Boxed element entries
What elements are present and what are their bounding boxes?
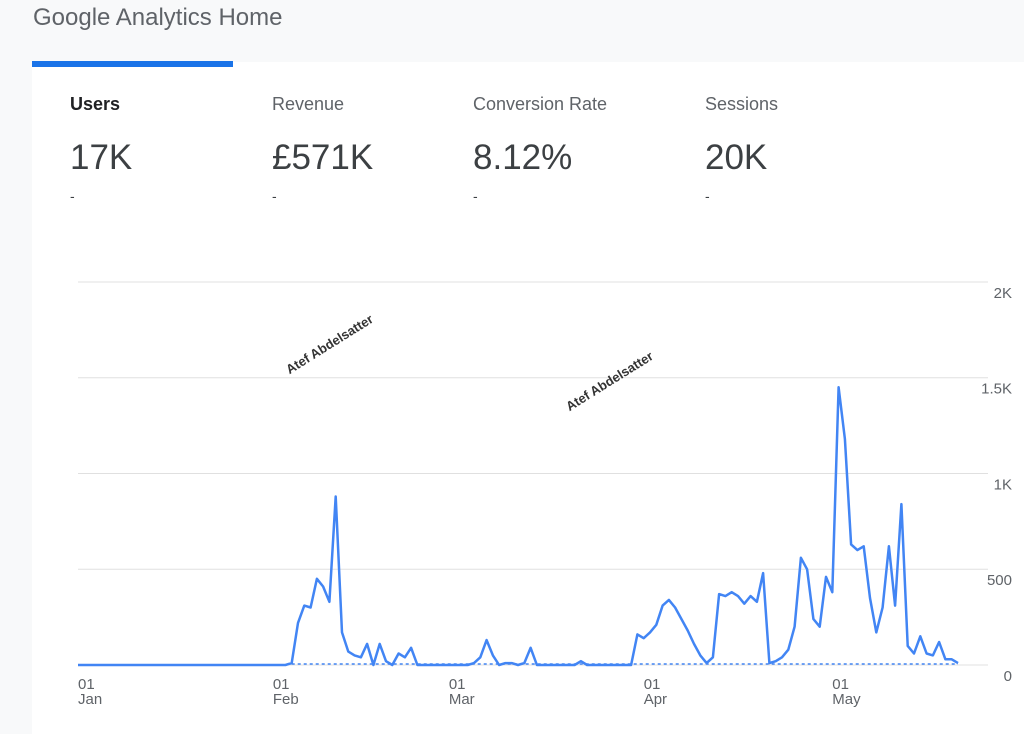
active-tab-indicator (32, 61, 233, 67)
page-title: Google Analytics Home (33, 4, 283, 31)
y-tick-label: 2K (994, 285, 1012, 302)
metric-value: £571K (272, 138, 374, 177)
metric-value: 8.12% (473, 138, 573, 177)
watermark: Atef Abdelsatter (563, 348, 656, 414)
metric-label[interactable]: Revenue (272, 94, 345, 114)
metric-change: - (70, 188, 75, 204)
x-tick-label: 01 May (832, 676, 861, 708)
y-tick-label: 0 (1004, 668, 1012, 685)
metric-label[interactable]: Sessions (705, 94, 779, 114)
y-tick-label: 500 (987, 572, 1012, 589)
metric-change: - (473, 188, 478, 204)
x-tick-label: 01 Jan (78, 676, 103, 708)
x-tick-label: 01 Feb (272, 676, 299, 708)
data-line (78, 386, 959, 667)
y-tick-label: 1K (994, 476, 1012, 493)
metric-label[interactable]: Users (70, 94, 121, 114)
metric-label[interactable]: Conversion Rate (473, 94, 608, 114)
watermark: Atef Abdelsatter (283, 311, 376, 377)
metric-value: 17K (70, 138, 133, 177)
metric-change: - (705, 188, 710, 204)
metric-value: 20K (705, 138, 768, 177)
x-tick-label: 01 Apr (643, 676, 668, 708)
metric-change: - (272, 188, 277, 204)
x-tick-label: 01 Mar (448, 676, 475, 708)
y-tick-label: 1.5K (981, 381, 1012, 398)
card (32, 62, 1024, 734)
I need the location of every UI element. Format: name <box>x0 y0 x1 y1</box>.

• AIM
Copy verbatim the lines of the listing from the one containing "active-tab-indicator (32, 61, 233, 67)" through the one containing "metric-value: 8.12% (473, 138, 573, 177)", both included.

• PROBLEM SOLUTION
active-tab-indicator (32, 61, 233, 67)
page-title: Google Analytics Home (33, 4, 283, 31)
y-tick-label: 2K (994, 285, 1012, 302)
metric-value: £571K (272, 138, 374, 177)
metric-value: 8.12% (473, 138, 573, 177)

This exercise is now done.